YOUR INSTRUCTIONS ::
For each line in the data below that holds "oikaisua", return a copy.

[Source records]
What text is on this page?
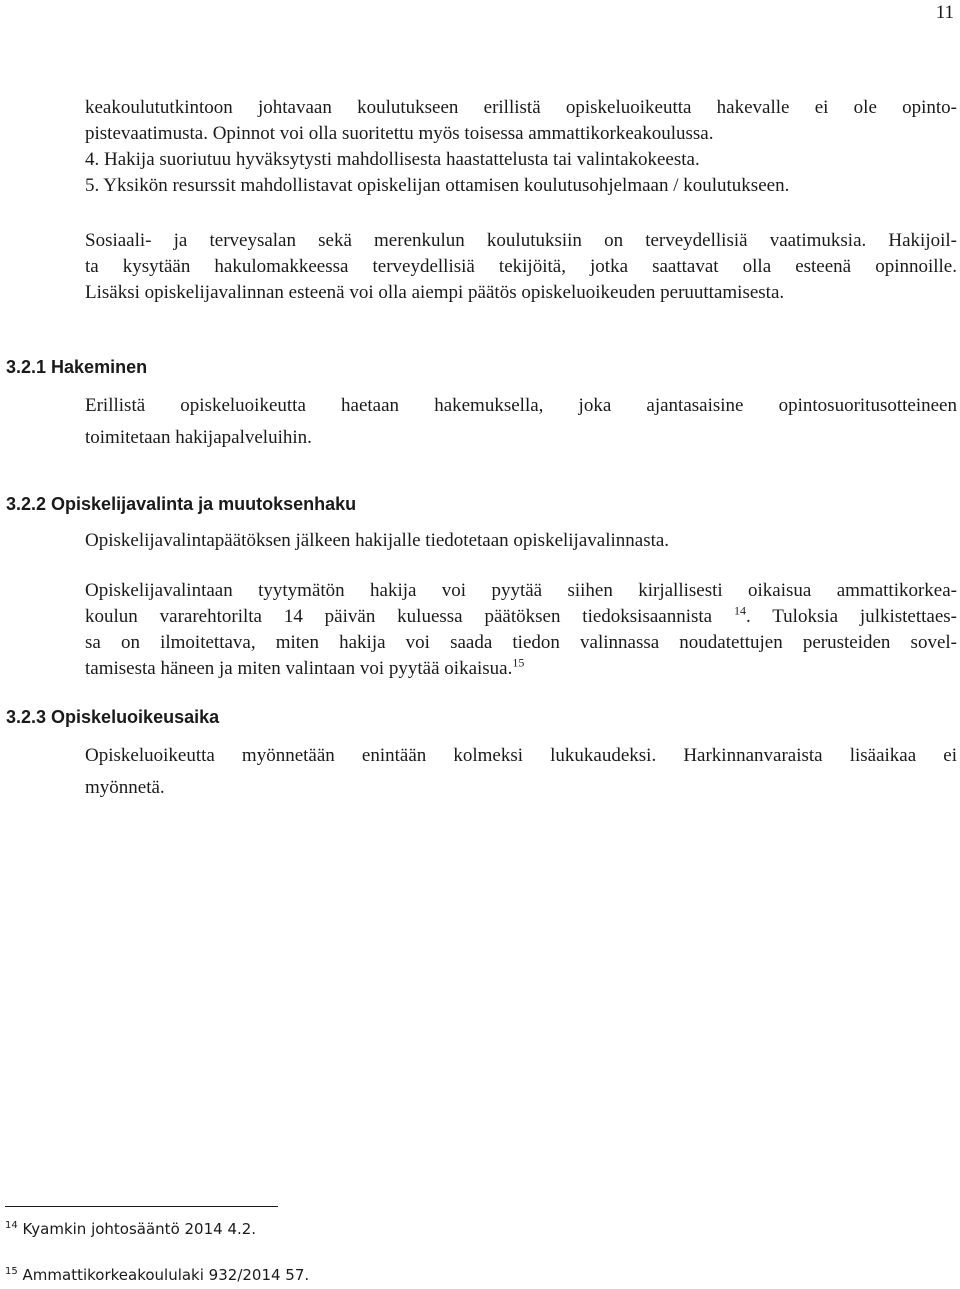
11
keakoulututkintoon johtavaan koulutukseen erillistä opiskeluoikeutta hakevalle ei ole opinto-
pistevaatimusta. Opinnot voi olla suoritettu myös toisessa ammattikorkeakoulussa.
4. Hakija suoriutuu hyväksytysti mahdollisesta haastattelusta tai valintakokeesta.
5. Yksikön resurssit mahdollistavat opiskelijan ottamisen koulutusohjelmaan / koulutukseen.
Sosiaali- ja terveysalan sekä merenkulun koulutuksiin on terveydellisiä vaatimuksia. Hakijoil-
ta kysytään hakulomakkeessa terveydellisiä tekijöitä, jotka saattavat olla esteenä opinnoille.
Lisäksi opiskelijavalinnan esteenä voi olla aiempi päätös opiskeluoikeuden peruuttamisesta.
3.2.1 Hakeminen
Erillistä opiskeluoikeutta haetaan hakemuksella, joka ajantasaisine opintosuoritusotteineen
toimitetaan hakijapalveluihin.
3.2.2 Opiskelijavalinta ja muutoksenhaku
Opiskelijavalintapäätöksen jälkeen hakijalle tiedotetaan opiskelijavalinnasta.
Opiskelijavalintaan tyytymätön hakija voi pyytää siihen kirjallisesti oikaisua ammattikorkea-
koulun vararehtorilta 14 päivän kuluessa päätöksen tiedoksisaannista $^{14}$. Tuloksia julkistettaes-
sa on ilmoitettava, miten hakija voi saada tiedon valinnassa noudatettujen perusteiden sovel-
tamisesta häneen ja miten valintaan voi pyytää oikaisua.$^{15}$
3.2.3 Opiskeluoikeusaika
Opiskeluoikeutta myönnetään enintään kolmeksi lukukaudeksi. Harkinnanvaraista lisäaikaa ei
myönnetä.
$^{14}$ Kyamkin johtosääntö 2014 4.2.
$^{15}$ Ammattikorkeakoululaki 932/2014 57.
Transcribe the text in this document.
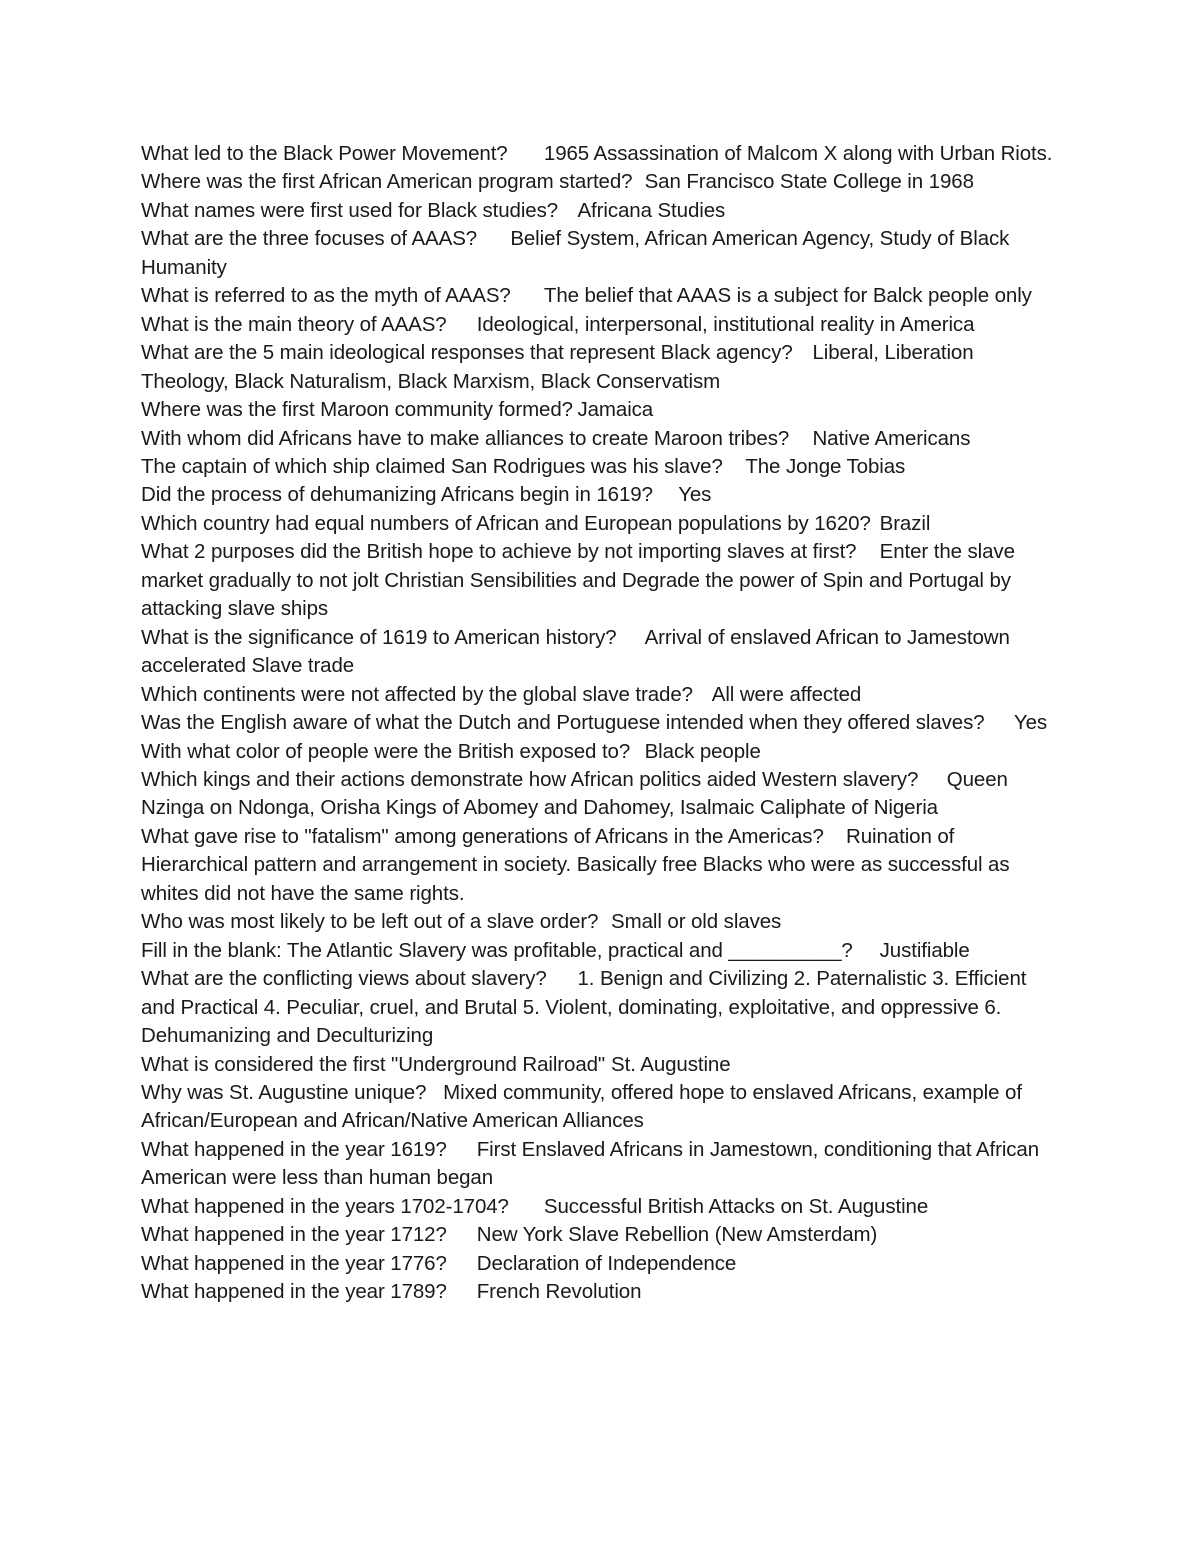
What led to the Black Power Movement?	1965 Assassination of Malcom X along with Urban Riots.

Where was the first African American program started?	San Francisco State College in 1968

What names were first used for Black studies?	Africana Studies

What are the three focuses of AAAS?	Belief System, African American Agency, Study of Black Humanity

What is referred to as the myth of AAAS?	The belief that AAAS is a subject for Balck people only

What is the main theory of AAAS?	Ideological, interpersonal, institutional reality in America

What are the 5 main ideological responses that represent Black agency?	Liberal, Liberation Theology, Black Naturalism, Black Marxism, Black Conservatism

Where was the first Maroon community formed?	Jamaica

With whom did Africans have to make alliances to create Maroon tribes?	Native Americans

The captain of which ship claimed San Rodrigues was his slave?	The Jonge Tobias

Did the process of dehumanizing Africans begin in 1619?	Yes

Which country had equal numbers of African and European populations by 1620?	Brazil

What 2 purposes did the British hope to achieve by not importing slaves at first?	Enter the slave market gradually to not jolt Christian Sensibilities and Degrade the power of Spin and Portugal by attacking slave ships

What is the significance of 1619 to American history?	Arrival of enslaved African to Jamestown accelerated Slave trade

Which continents were not affected by the global slave trade?	All were affected

Was the English aware of what the Dutch and Portuguese intended when they offered slaves?	Yes

With what color of people were the British exposed to?	Black people

Which kings and their actions demonstrate how African politics aided Western slavery?	Queen Nzinga on Ndonga, Orisha Kings of Abomey and Dahomey, Isalmaic Caliphate of Nigeria

What gave rise to "fatalism" among generations of Africans in the Americas?	Ruination of Hierarchical pattern and arrangement in society. Basically free Blacks who were as successful as whites did not have the same rights.

Who was most likely to be left out of a slave order?	Small or old slaves

Fill in the blank: The Atlantic Slavery was profitable, practical and __________?	Justifiable

What are the conflicting views about slavery?	1. Benign and Civilizing 2. Paternalistic 3. Efficient and Practical 4. Peculiar, cruel, and Brutal 5. Violent, dominating, exploitative, and oppressive 6. Dehumanizing and Deculturizing

What is considered the first "Underground Railroad"	St. Augustine

Why was St. Augustine unique?	Mixed community, offered hope to enslaved Africans, example of African/European and African/Native American Alliances

What happened in the year 1619?	First Enslaved Africans in Jamestown, conditioning that African American were less than human began

What happened in the years 1702-1704?	Successful British Attacks on St. Augustine

What happened in the year 1712?	New York Slave Rebellion (New Amsterdam)

What happened in the year 1776?	Declaration of Independence

What happened in the year 1789?	French Revolution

SOLUTION TO THIS TASK ::
Opiskelijavalintaan tyytymätön hakija voi pyytää siihen kirjallisesti oikaisua ammattikorkea-
tamisesta häneen ja miten valintaan voi pyytää oikaisua.$^{15}$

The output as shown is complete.